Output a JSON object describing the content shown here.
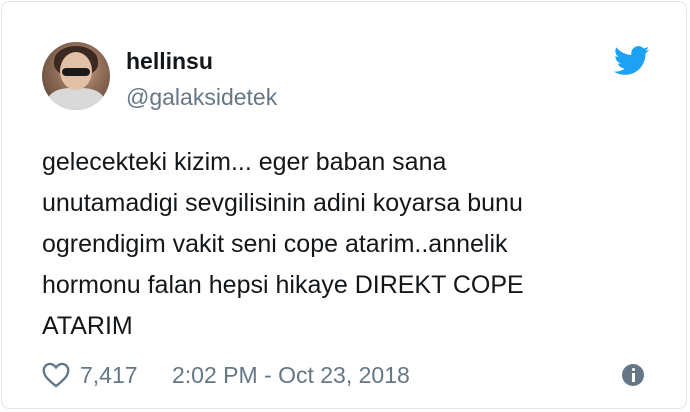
{
  "tweet": {
    "display_name": "hellinsu",
    "handle": "@galaksidetek",
    "text_lines": [
      "gelecekteki kizim... eger baban sana",
      "unutamadigi sevgilisinin adini koyarsa bunu",
      "ogrendigim vakit seni cope atarim..annelik",
      "hormonu falan hepsi hikaye DIREKT COPE",
      "ATARIM"
    ],
    "likes": "7,417",
    "timestamp": "2:02 PM - Oct 23, 2018"
  },
  "icons": {
    "brand": "twitter-bird-icon",
    "like": "heart-icon",
    "info": "info-icon"
  },
  "colors": {
    "brand_blue": "#1da1f2",
    "text": "#14171a",
    "muted": "#657786",
    "border": "#e1e8ed"
  }
}
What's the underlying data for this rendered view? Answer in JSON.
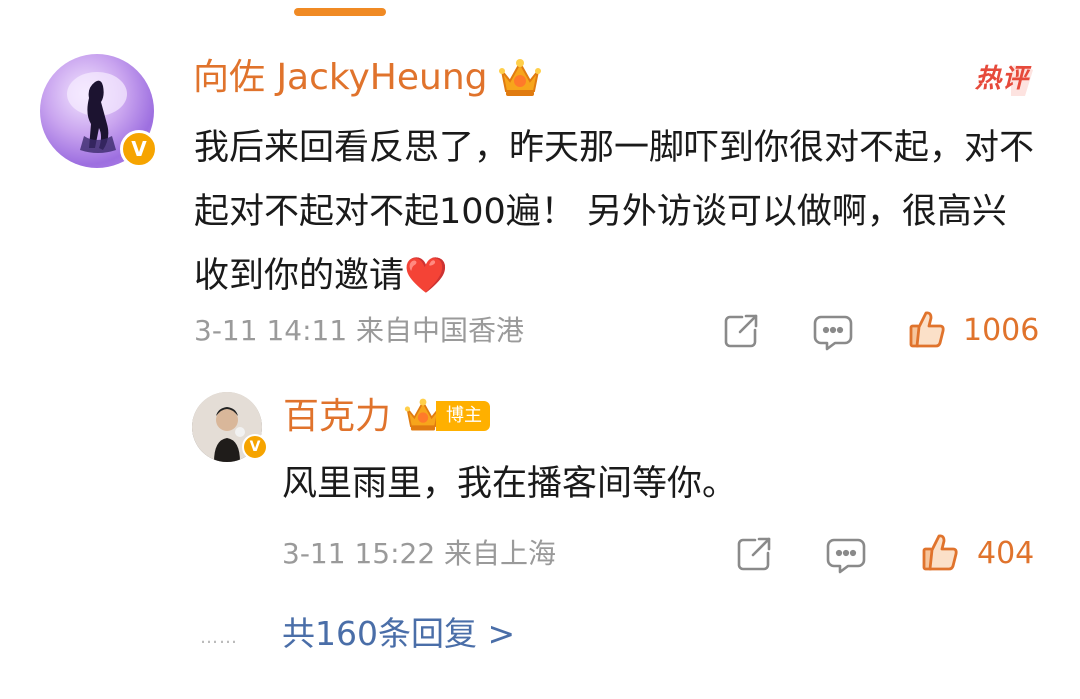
{
  "comment": {
    "username": "向佐 JackyHeung",
    "hot_label": "热评",
    "text": "我后来回看反思了，昨天那一脚吓到你很对不起，对不起对不起对不起100遍！ 另外访谈可以做啊，很高兴收到你的邀请",
    "heart_emoji": "❤️",
    "meta": "3-11 14:11 来自中国香港",
    "like_count": "1006",
    "verified_badge": "V"
  },
  "reply": {
    "username": "百克力",
    "blogger_tag": "博主",
    "text": "风里雨里，我在播客间等你。",
    "meta": "3-11 15:22 来自上海",
    "like_count": "404",
    "verified_badge": "V"
  },
  "thread": {
    "dots": "……",
    "more_replies": "共160条回复 >"
  },
  "icons": {
    "share": "share-icon",
    "comment": "comment-icon",
    "like": "thumbs-up-icon",
    "crown": "crown-icon"
  },
  "colors": {
    "username": "#e0732c",
    "link": "#4a6ea8",
    "meta": "#9a9a9a",
    "hot": "#e64a3b",
    "verified": "#f6a400",
    "accent": "#f08a24"
  }
}
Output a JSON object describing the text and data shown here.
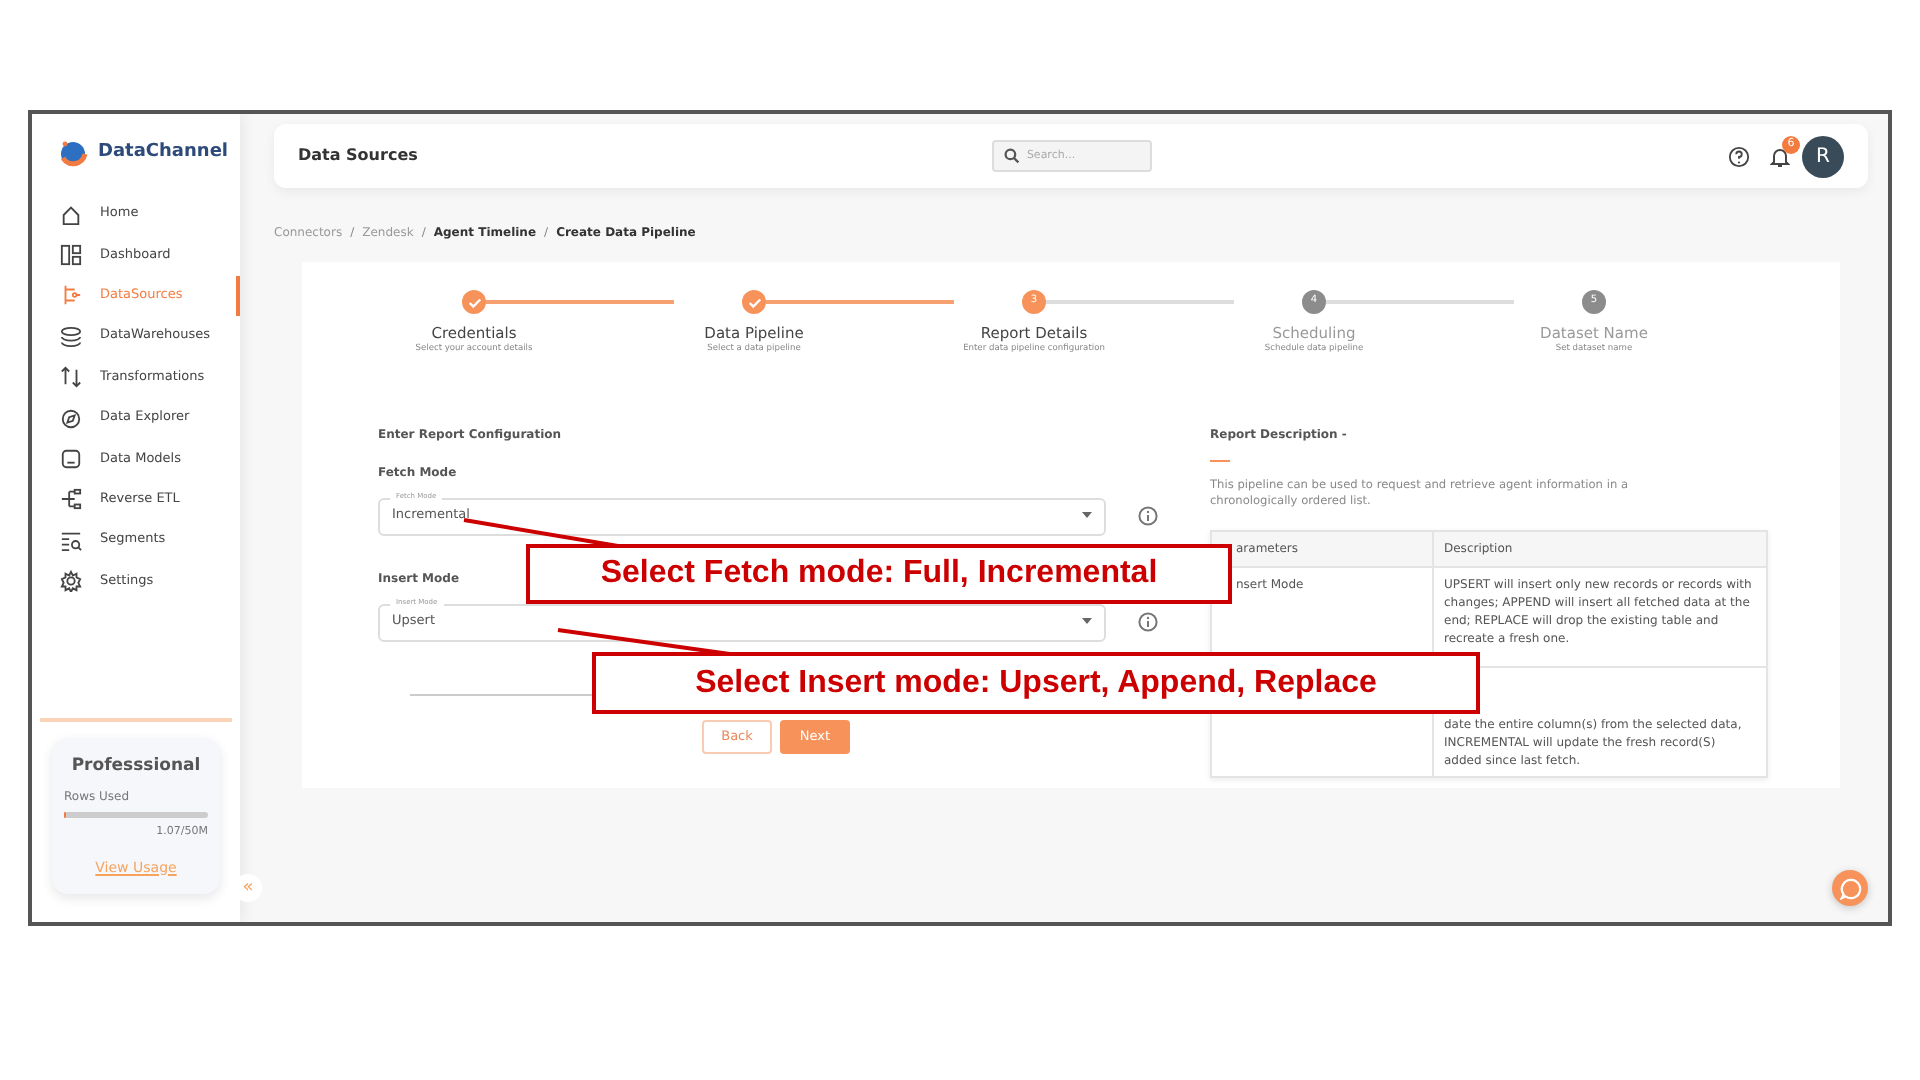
{
  "sidebar": {
    "logo": "DataChannel",
    "items": [
      {
        "label": "Home",
        "selected": false
      },
      {
        "label": "Dashboard",
        "selected": false
      },
      {
        "label": "DataSources",
        "selected": true
      },
      {
        "label": "DataWarehouses",
        "selected": false
      },
      {
        "label": "Transformations",
        "selected": false
      },
      {
        "label": "Data Explorer",
        "selected": false
      },
      {
        "label": "Data Models",
        "selected": false
      },
      {
        "label": "Reverse ETL",
        "selected": false
      },
      {
        "label": "Segments",
        "selected": false
      },
      {
        "label": "Settings",
        "selected": false
      }
    ],
    "plan": {
      "title": "Professsional",
      "rows_label": "Rows Used",
      "level": 0.02,
      "reading": "1.07/50M",
      "link": "View Usage"
    },
    "collapse": "«"
  },
  "header": {
    "title": "Data Sources",
    "search": {
      "placeholder": "Search..."
    },
    "notifications": "6",
    "avatar": "R"
  },
  "breadcrumb": {
    "separators": [
      "/",
      "/",
      "/"
    ],
    "items": [
      {
        "label": "Connectors",
        "emphasis": false
      },
      {
        "label": "Zendesk",
        "emphasis": false
      },
      {
        "label": "Agent Timeline",
        "emphasis": true
      },
      {
        "label": "Create Data Pipeline",
        "emphasis": true
      }
    ]
  },
  "steps": [
    {
      "title": "Credentials",
      "subtitle": "Select your account details",
      "kind": "done"
    },
    {
      "title": "Data Pipeline",
      "subtitle": "Select a data pipeline",
      "kind": "done"
    },
    {
      "title": "Report Details",
      "subtitle": "Enter data pipeline configuration",
      "kind": "current",
      "number": "3"
    },
    {
      "title": "Scheduling",
      "subtitle": "Schedule data pipeline",
      "kind": "pending",
      "number": "4"
    },
    {
      "title": "Dataset Name",
      "subtitle": "Set dataset name",
      "kind": "pending",
      "number": "5"
    }
  ],
  "form": {
    "heading": "Enter Report Configuration",
    "fields": [
      {
        "label": "Fetch Mode",
        "floating_label": "Fetch Mode",
        "value": "Incremental"
      },
      {
        "label": "Insert Mode",
        "floating_label": "Insert Mode",
        "value": "Upsert"
      }
    ],
    "buttons": [
      {
        "label": "Back",
        "disabled": true
      },
      {
        "label": "Next",
        "disabled": false
      }
    ]
  },
  "description": {
    "title": "Report Description -",
    "text": "This pipeline can be used to request and retrieve agent information in a chronologically ordered list.",
    "columns": [
      "arameters",
      "Description"
    ],
    "rows": [
      [
        "nsert Mode",
        "UPSERT will insert only new records or records with changes; APPEND will insert all fetched data at the end; REPLACE will drop the existing table and recreate a fresh one."
      ],
      [
        "",
        "date the entire column(s) from the selected data, INCREMENTAL will update the fresh record(S) added since last fetch."
      ]
    ]
  },
  "callouts": [
    {
      "text": "Select Fetch mode: Full, Incremental"
    },
    {
      "text": "Select Insert mode: Upsert, Append, Replace"
    }
  ]
}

::::::

TASK DESCRIPTION:
Exactly how many lines of the listing above contain the string "describing"? Give no more than the number.

TASK RESULT:
2